■ Given task
Would you return the complete listing below word for word?

■ Input data
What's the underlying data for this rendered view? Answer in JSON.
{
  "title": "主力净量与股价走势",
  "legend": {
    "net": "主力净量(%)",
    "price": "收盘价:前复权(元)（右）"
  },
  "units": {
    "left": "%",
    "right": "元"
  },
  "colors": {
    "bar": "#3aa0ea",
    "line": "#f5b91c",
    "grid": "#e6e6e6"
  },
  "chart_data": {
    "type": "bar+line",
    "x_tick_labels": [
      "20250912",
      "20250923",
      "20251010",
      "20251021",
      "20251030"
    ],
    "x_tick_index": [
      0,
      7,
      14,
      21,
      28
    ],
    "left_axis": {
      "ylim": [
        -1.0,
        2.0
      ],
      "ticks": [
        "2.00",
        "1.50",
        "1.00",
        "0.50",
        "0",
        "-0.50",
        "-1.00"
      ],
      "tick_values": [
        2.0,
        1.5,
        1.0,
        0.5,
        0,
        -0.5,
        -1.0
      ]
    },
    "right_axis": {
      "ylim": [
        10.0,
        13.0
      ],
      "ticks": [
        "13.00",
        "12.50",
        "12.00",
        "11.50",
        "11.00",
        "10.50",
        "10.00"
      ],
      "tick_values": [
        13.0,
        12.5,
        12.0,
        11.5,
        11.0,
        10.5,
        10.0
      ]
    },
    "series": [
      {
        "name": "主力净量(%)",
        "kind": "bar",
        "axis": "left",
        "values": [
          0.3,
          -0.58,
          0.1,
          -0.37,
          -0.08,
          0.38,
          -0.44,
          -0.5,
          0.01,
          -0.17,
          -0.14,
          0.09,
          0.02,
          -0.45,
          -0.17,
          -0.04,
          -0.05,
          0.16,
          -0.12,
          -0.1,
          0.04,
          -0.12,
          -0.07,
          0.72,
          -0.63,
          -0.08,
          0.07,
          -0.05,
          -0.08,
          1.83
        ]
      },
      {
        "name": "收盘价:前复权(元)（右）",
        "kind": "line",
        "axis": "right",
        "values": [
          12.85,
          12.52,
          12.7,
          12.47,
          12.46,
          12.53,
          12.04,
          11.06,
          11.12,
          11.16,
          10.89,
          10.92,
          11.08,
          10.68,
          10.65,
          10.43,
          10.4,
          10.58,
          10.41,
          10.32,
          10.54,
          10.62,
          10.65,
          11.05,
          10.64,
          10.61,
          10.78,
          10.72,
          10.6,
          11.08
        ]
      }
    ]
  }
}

■ Reply
What's the underlying data for this rendered view? Answer in JSON.
{
  "title": "主力净量与股价走势",
  "legend": {
    "net": "主力净量(%)",
    "price": "收盘价:前复权(元)（右）"
  },
  "units": {
    "left": "%",
    "right": "元"
  },
  "colors": {
    "bar": "#3aa0ea",
    "line": "#f5b91c",
    "grid": "#e6e6e6"
  },
  "chart_data": {
    "type": "bar+line",
    "x_tick_labels": [
      "20250912",
      "20250923",
      "20251010",
      "20251021",
      "20251030"
    ],
    "x_tick_index": [
      0,
      7,
      14,
      21,
      28
    ],
    "left_axis": {
      "ylim": [
        -1.0,
        2.0
      ],
      "ticks": [
        "2.00",
        "1.50",
        "1.00",
        "0.50",
        "0",
        "-0.50",
        "-1.00"
      ],
      "tick_values": [
        2.0,
        1.5,
        1.0,
        0.5,
        0,
        -0.5,
        -1.0
      ]
    },
    "right_axis": {
      "ylim": [
        10.0,
        13.0
      ],
      "ticks": [
        "13.00",
        "12.50",
        "12.00",
        "11.50",
        "11.00",
        "10.50",
        "10.00"
      ],
      "tick_values": [
        13.0,
        12.5,
        12.0,
        11.5,
        11.0,
        10.5,
        10.0
      ]
    },
    "series": [
      {
        "name": "主力净量(%)",
        "kind": "bar",
        "axis": "left",
        "values": [
          0.3,
          -0.58,
          0.1,
          -0.37,
          -0.08,
          0.38,
          -0.44,
          -0.5,
          0.01,
          -0.17,
          -0.14,
          0.09,
          0.02,
          -0.45,
          -0.17,
          -0.04,
          -0.05,
          0.16,
          -0.12,
          -0.1,
          0.04,
          -0.12,
          -0.07,
          0.72,
          -0.63,
          -0.08,
          0.07,
          -0.05,
          -0.08,
          1.83
        ]
      },
      {
        "name": "收盘价:前复权(元)（右）",
        "kind": "line",
        "axis": "right",
        "values": [
          12.85,
          12.52,
          12.7,
          12.47,
          12.46,
          12.53,
          12.04,
          11.06,
          11.12,
          11.16,
          10.89,
          10.92,
          11.08,
          10.68,
          10.65,
          10.43,
          10.4,
          10.58,
          10.41,
          10.32,
          10.54,
          10.62,
          10.65,
          11.05,
          10.64,
          10.61,
          10.78,
          10.72,
          10.6,
          11.08
        ]
      }
    ]
  }
}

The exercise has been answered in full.